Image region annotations

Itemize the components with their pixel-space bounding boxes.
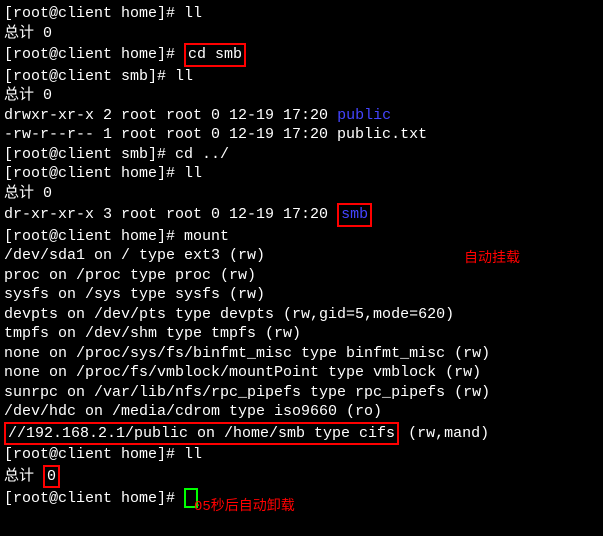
listing-line: drwxr-xr-x 2 root root 0 12-19 17:20 pub… (4, 106, 599, 126)
prompt-line: [root@client home]# ll (4, 4, 599, 24)
output-line: /dev/hdc on /media/cdrom type iso9660 (r… (4, 402, 599, 422)
command: ll (175, 68, 193, 85)
output-line: proc on /proc type proc (rw) (4, 266, 599, 286)
highlight-smb-dir: smb (337, 203, 372, 227)
total-label: 总计 (4, 468, 43, 485)
output-line: devpts on /dev/pts type devpts (rw,gid=5… (4, 305, 599, 325)
highlight-cd-smb: cd smb (184, 43, 246, 67)
annotation-automount: 自动挂载 (464, 250, 520, 268)
command: mount (184, 228, 229, 245)
prompt: [root@client home]# (4, 228, 184, 245)
terminal-output: [root@client home]# ll 总计 0 [root@client… (4, 4, 599, 508)
perms: drwxr-xr-x 2 root root 0 12-19 17:20 (4, 107, 337, 124)
prompt: [root@client home]# (4, 46, 184, 63)
listing-line: -rw-r--r-- 1 root root 0 12-19 17:20 pub… (4, 125, 599, 145)
output-line: tmpfs on /dev/shm type tmpfs (rw) (4, 324, 599, 344)
prompt: [root@client home]# (4, 446, 184, 463)
prompt: [root@client smb]# (4, 146, 175, 163)
command: ll (184, 446, 202, 463)
prompt: [root@client smb]# (4, 68, 175, 85)
prompt-line: [root@client home]# ll (4, 164, 599, 184)
prompt-line: [root@client home]# cd smb (4, 43, 599, 67)
prompt: [root@client home]# (4, 5, 184, 22)
dir-name: public (337, 107, 391, 124)
output-line: 总计 0 (4, 24, 599, 44)
output-line: //192.168.2.1/public on /home/smb type c… (4, 422, 599, 446)
prompt-line: [root@client smb]# cd ../ (4, 145, 599, 165)
prompt: [root@client home]# (4, 165, 184, 182)
listing-line: dr-xr-xr-x 3 root root 0 12-19 17:20 smb (4, 203, 599, 227)
command: cd ../ (175, 146, 229, 163)
prompt-line: [root@client smb]# ll (4, 67, 599, 87)
annotation-autounmount: 05秒后自动卸载 (194, 498, 295, 516)
prompt: [root@client home]# (4, 490, 184, 507)
perms: dr-xr-xr-x 3 root root 0 12-19 17:20 (4, 206, 337, 223)
output-line: 总计 0 (4, 465, 599, 489)
highlight-cifs-mount: //192.168.2.1/public on /home/smb type c… (4, 422, 399, 446)
prompt-line: [root@client home]# (4, 488, 599, 508)
highlight-zero: 0 (43, 465, 60, 489)
prompt-line: [root@client home]# mount (4, 227, 599, 247)
mount-rest: (rw,mand) (399, 425, 489, 442)
output-line: sunrpc on /var/lib/nfs/rpc_pipefs type r… (4, 383, 599, 403)
output-line: sysfs on /sys type sysfs (rw) (4, 285, 599, 305)
output-line: 总计 0 (4, 86, 599, 106)
output-line: 总计 0 (4, 184, 599, 204)
output-line: none on /proc/sys/fs/binfmt_misc type bi… (4, 344, 599, 364)
command: ll (184, 5, 202, 22)
output-line: none on /proc/fs/vmblock/mountPoint type… (4, 363, 599, 383)
command: ll (184, 165, 202, 182)
prompt-line: [root@client home]# ll (4, 445, 599, 465)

AIM
Reproduce every line of the records above word for word, omitting the pictures.

ANSWER TO THIS TASK
Itemize the components with their pixel-space bounding boxes.
listing-line: drwxr-xr-x 2 root root 0 12-19 17:20 pub… (4, 106, 599, 126)
prompt-line: [root@client home]# ll (4, 4, 599, 24)
output-line: /dev/hdc on /media/cdrom type iso9660 (r… (4, 402, 599, 422)
command: ll (175, 68, 193, 85)
output-line: proc on /proc type proc (rw) (4, 266, 599, 286)
highlight-smb-dir: smb (337, 203, 372, 227)
total-label: 总计 (4, 468, 43, 485)
output-line: devpts on /dev/pts type devpts (rw,gid=5… (4, 305, 599, 325)
highlight-cd-smb: cd smb (184, 43, 246, 67)
annotation-automount: 自动挂载 (464, 250, 520, 268)
command: mount (184, 228, 229, 245)
prompt: [root@client home]# (4, 228, 184, 245)
terminal-output: [root@client home]# ll 总计 0 [root@client… (4, 4, 599, 508)
perms: drwxr-xr-x 2 root root 0 12-19 17:20 (4, 107, 337, 124)
prompt: [root@client home]# (4, 46, 184, 63)
listing-line: -rw-r--r-- 1 root root 0 12-19 17:20 pub… (4, 125, 599, 145)
output-line: tmpfs on /dev/shm type tmpfs (rw) (4, 324, 599, 344)
prompt: [root@client home]# (4, 446, 184, 463)
prompt: [root@client smb]# (4, 146, 175, 163)
command: ll (184, 446, 202, 463)
prompt: [root@client smb]# (4, 68, 175, 85)
prompt-line: [root@client home]# ll (4, 164, 599, 184)
prompt-line: [root@client home]# cd smb (4, 43, 599, 67)
prompt: [root@client home]# (4, 5, 184, 22)
dir-name: public (337, 107, 391, 124)
output-line: 总计 0 (4, 24, 599, 44)
output-line: //192.168.2.1/public on /home/smb type c… (4, 422, 599, 446)
prompt-line: [root@client smb]# cd ../ (4, 145, 599, 165)
prompt: [root@client home]# (4, 165, 184, 182)
listing-line: dr-xr-xr-x 3 root root 0 12-19 17:20 smb (4, 203, 599, 227)
command: cd ../ (175, 146, 229, 163)
prompt-line: [root@client smb]# ll (4, 67, 599, 87)
annotation-autounmount: 05秒后自动卸载 (194, 498, 295, 516)
prompt: [root@client home]# (4, 490, 184, 507)
perms: dr-xr-xr-x 3 root root 0 12-19 17:20 (4, 206, 337, 223)
output-line: 总计 0 (4, 465, 599, 489)
highlight-cifs-mount: //192.168.2.1/public on /home/smb type c… (4, 422, 399, 446)
prompt-line: [root@client home]# (4, 488, 599, 508)
highlight-zero: 0 (43, 465, 60, 489)
prompt-line: [root@client home]# mount (4, 227, 599, 247)
mount-rest: (rw,mand) (399, 425, 489, 442)
output-line: sunrpc on /var/lib/nfs/rpc_pipefs type r… (4, 383, 599, 403)
output-line: sysfs on /sys type sysfs (rw) (4, 285, 599, 305)
output-line: 总计 0 (4, 86, 599, 106)
output-line: 总计 0 (4, 184, 599, 204)
output-line: none on /proc/sys/fs/binfmt_misc type bi… (4, 344, 599, 364)
command: ll (184, 5, 202, 22)
output-line: none on /proc/fs/vmblock/mountPoint type… (4, 363, 599, 383)
command: ll (184, 165, 202, 182)
prompt-line: [root@client home]# ll (4, 445, 599, 465)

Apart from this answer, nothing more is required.